Collected data entries
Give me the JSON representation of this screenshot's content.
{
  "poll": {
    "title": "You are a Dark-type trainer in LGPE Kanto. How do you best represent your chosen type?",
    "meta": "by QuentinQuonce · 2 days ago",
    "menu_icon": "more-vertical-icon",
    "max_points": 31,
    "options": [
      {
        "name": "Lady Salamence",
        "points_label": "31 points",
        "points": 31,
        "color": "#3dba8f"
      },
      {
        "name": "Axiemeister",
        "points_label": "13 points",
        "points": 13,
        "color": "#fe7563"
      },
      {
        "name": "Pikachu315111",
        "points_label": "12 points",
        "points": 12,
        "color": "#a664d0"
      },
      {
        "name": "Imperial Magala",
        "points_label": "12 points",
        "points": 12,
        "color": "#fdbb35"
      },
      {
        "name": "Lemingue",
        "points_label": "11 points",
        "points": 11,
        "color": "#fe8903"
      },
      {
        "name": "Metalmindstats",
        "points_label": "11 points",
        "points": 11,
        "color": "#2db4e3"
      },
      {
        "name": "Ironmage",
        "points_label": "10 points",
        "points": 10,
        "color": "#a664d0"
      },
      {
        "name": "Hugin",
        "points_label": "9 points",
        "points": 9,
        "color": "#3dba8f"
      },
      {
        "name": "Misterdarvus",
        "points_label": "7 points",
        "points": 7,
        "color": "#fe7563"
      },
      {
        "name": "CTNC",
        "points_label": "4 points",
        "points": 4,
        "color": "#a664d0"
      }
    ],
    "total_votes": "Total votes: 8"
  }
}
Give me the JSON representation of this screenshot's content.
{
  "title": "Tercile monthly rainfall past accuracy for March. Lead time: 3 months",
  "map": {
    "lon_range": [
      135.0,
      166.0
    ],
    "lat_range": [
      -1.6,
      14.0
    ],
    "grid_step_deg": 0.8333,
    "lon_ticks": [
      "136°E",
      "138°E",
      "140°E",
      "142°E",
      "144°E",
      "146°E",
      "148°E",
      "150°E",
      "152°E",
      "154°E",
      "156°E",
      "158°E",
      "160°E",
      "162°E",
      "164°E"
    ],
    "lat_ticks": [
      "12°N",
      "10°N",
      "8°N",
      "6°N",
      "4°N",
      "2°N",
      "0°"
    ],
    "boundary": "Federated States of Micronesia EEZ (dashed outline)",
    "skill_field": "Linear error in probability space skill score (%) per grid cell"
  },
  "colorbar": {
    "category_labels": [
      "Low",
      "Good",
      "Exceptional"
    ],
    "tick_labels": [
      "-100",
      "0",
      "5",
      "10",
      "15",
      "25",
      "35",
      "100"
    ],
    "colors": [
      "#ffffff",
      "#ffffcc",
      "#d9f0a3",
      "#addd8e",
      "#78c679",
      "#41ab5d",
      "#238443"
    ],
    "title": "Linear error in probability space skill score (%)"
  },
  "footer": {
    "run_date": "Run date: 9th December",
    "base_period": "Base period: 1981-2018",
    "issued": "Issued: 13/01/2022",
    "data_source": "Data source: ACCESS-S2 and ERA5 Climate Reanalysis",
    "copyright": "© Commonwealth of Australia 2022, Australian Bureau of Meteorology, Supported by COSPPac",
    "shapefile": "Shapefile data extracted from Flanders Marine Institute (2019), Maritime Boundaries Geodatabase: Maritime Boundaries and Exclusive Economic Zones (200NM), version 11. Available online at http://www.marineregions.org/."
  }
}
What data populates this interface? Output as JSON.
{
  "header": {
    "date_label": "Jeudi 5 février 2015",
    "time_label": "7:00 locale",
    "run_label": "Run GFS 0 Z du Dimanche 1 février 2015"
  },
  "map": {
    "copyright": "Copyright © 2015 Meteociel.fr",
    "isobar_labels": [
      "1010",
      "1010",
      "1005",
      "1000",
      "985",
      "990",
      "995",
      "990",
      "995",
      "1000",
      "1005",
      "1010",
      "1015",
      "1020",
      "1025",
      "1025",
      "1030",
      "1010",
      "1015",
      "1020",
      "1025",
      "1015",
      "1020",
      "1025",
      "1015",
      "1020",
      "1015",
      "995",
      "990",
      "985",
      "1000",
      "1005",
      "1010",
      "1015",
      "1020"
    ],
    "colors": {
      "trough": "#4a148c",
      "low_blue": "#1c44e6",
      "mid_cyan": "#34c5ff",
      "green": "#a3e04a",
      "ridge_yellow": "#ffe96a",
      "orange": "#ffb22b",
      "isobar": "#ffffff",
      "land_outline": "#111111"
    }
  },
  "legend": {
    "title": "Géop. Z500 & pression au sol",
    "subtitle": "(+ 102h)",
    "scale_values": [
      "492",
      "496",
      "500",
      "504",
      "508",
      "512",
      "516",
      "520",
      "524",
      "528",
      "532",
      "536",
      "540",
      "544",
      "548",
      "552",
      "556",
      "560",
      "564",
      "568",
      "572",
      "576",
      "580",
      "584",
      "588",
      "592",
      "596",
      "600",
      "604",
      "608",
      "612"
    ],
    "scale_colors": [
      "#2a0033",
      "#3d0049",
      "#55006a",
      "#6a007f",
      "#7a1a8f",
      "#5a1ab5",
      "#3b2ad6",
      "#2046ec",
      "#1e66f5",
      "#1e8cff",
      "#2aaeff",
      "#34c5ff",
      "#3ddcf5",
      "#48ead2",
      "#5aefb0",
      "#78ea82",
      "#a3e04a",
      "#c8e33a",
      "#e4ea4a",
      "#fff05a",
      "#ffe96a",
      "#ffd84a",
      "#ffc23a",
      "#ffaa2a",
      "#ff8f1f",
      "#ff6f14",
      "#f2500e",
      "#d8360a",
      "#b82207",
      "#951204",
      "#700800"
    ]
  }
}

▶ **Brief**:
Write out the material exactly as given.

▶ **Reply to the exercise**:
Give me the JSON representation of this screenshot's content.
{
  "poll": {
    "title": "You are a Dark-type trainer in LGPE Kanto. How do you best represent your chosen type?",
    "meta": "by QuentinQuonce · 2 days ago",
    "menu_icon": "more-vertical-icon",
    "max_points": 31,
    "options": [
      {
        "name": "Lady Salamence",
        "points_label": "31 points",
        "points": 31,
        "color": "#3dba8f"
      },
      {
        "name": "Axiemeister",
        "points_label": "13 points",
        "points": 13,
        "color": "#fe7563"
      },
      {
        "name": "Pikachu315111",
        "points_label": "12 points",
        "points": 12,
        "color": "#a664d0"
      },
      {
        "name": "Imperial Magala",
        "points_label": "12 points",
        "points": 12,
        "color": "#fdbb35"
      },
      {
        "name": "Lemingue",
        "points_label": "11 points",
        "points": 11,
        "color": "#fe8903"
      },
      {
        "name": "Metalmindstats",
        "points_label": "11 points",
        "points": 11,
        "color": "#2db4e3"
      },
      {
        "name": "Ironmage",
        "points_label": "10 points",
        "points": 10,
        "color": "#a664d0"
      },
      {
        "name": "Hugin",
        "points_label": "9 points",
        "points": 9,
        "color": "#3dba8f"
      },
      {
        "name": "Misterdarvus",
        "points_label": "7 points",
        "points": 7,
        "color": "#fe7563"
      },
      {
        "name": "CTNC",
        "points_label": "4 points",
        "points": 4,
        "color": "#a664d0"
      }
    ],
    "total_votes": "Total votes: 8"
  }
}
Give me the JSON representation of this screenshot's content.
{
  "title": "Tercile monthly rainfall past accuracy for March. Lead time: 3 months",
  "map": {
    "lon_range": [
      135.0,
      166.0
    ],
    "lat_range": [
      -1.6,
      14.0
    ],
    "grid_step_deg": 0.8333,
    "lon_ticks": [
      "136°E",
      "138°E",
      "140°E",
      "142°E",
      "144°E",
      "146°E",
      "148°E",
      "150°E",
      "152°E",
      "154°E",
      "156°E",
      "158°E",
      "160°E",
      "162°E",
      "164°E"
    ],
    "lat_ticks": [
      "12°N",
      "10°N",
      "8°N",
      "6°N",
      "4°N",
      "2°N",
      "0°"
    ],
    "boundary": "Federated States of Micronesia EEZ (dashed outline)",
    "skill_field": "Linear error in probability space skill score (%) per grid cell"
  },
  "colorbar": {
    "category_labels": [
      "Low",
      "Good",
      "Exceptional"
    ],
    "tick_labels": [
      "-100",
      "0",
      "5",
      "10",
      "15",
      "25",
      "35",
      "100"
    ],
    "colors": [
      "#ffffff",
      "#ffffcc",
      "#d9f0a3",
      "#addd8e",
      "#78c679",
      "#41ab5d",
      "#238443"
    ],
    "title": "Linear error in probability space skill score (%)"
  },
  "footer": {
    "run_date": "Run date: 9th December",
    "base_period": "Base period: 1981-2018",
    "issued": "Issued: 13/01/2022",
    "data_source": "Data source: ACCESS-S2 and ERA5 Climate Reanalysis",
    "copyright": "© Commonwealth of Australia 2022, Australian Bureau of Meteorology, Supported by COSPPac",
    "shapefile": "Shapefile data extracted from Flanders Marine Institute (2019), Maritime Boundaries Geodatabase: Maritime Boundaries and Exclusive Economic Zones (200NM), version 11. Available online at http://www.marineregions.org/."
  }
}
What data populates this interface? Output as JSON.
{
  "header": {
    "date_label": "Jeudi 5 février 2015",
    "time_label": "7:00 locale",
    "run_label": "Run GFS 0 Z du Dimanche 1 février 2015"
  },
  "map": {
    "copyright": "Copyright © 2015 Meteociel.fr",
    "isobar_labels": [
      "1010",
      "1010",
      "1005",
      "1000",
      "985",
      "990",
      "995",
      "990",
      "995",
      "1000",
      "1005",
      "1010",
      "1015",
      "1020",
      "1025",
      "1025",
      "1030",
      "1010",
      "1015",
      "1020",
      "1025",
      "1015",
      "1020",
      "1025",
      "1015",
      "1020",
      "1015",
      "995",
      "990",
      "985",
      "1000",
      "1005",
      "1010",
      "1015",
      "1020"
    ],
    "colors": {
      "trough": "#4a148c",
      "low_blue": "#1c44e6",
      "mid_cyan": "#34c5ff",
      "green": "#a3e04a",
      "ridge_yellow": "#ffe96a",
      "orange": "#ffb22b",
      "isobar": "#ffffff",
      "land_outline": "#111111"
    }
  },
  "legend": {
    "title": "Géop. Z500 & pression au sol",
    "subtitle": "(+ 102h)",
    "scale_values": [
      "492",
      "496",
      "500",
      "504",
      "508",
      "512",
      "516",
      "520",
      "524",
      "528",
      "532",
      "536",
      "540",
      "544",
      "548",
      "552",
      "556",
      "560",
      "564",
      "568",
      "572",
      "576",
      "580",
      "584",
      "588",
      "592",
      "596",
      "600",
      "604",
      "608",
      "612"
    ],
    "scale_colors": [
      "#2a0033",
      "#3d0049",
      "#55006a",
      "#6a007f",
      "#7a1a8f",
      "#5a1ab5",
      "#3b2ad6",
      "#2046ec",
      "#1e66f5",
      "#1e8cff",
      "#2aaeff",
      "#34c5ff",
      "#3ddcf5",
      "#48ead2",
      "#5aefb0",
      "#78ea82",
      "#a3e04a",
      "#c8e33a",
      "#e4ea4a",
      "#fff05a",
      "#ffe96a",
      "#ffd84a",
      "#ffc23a",
      "#ffaa2a",
      "#ff8f1f",
      "#ff6f14",
      "#f2500e",
      "#d8360a",
      "#b82207",
      "#951204",
      "#700800"
    ]
  }
}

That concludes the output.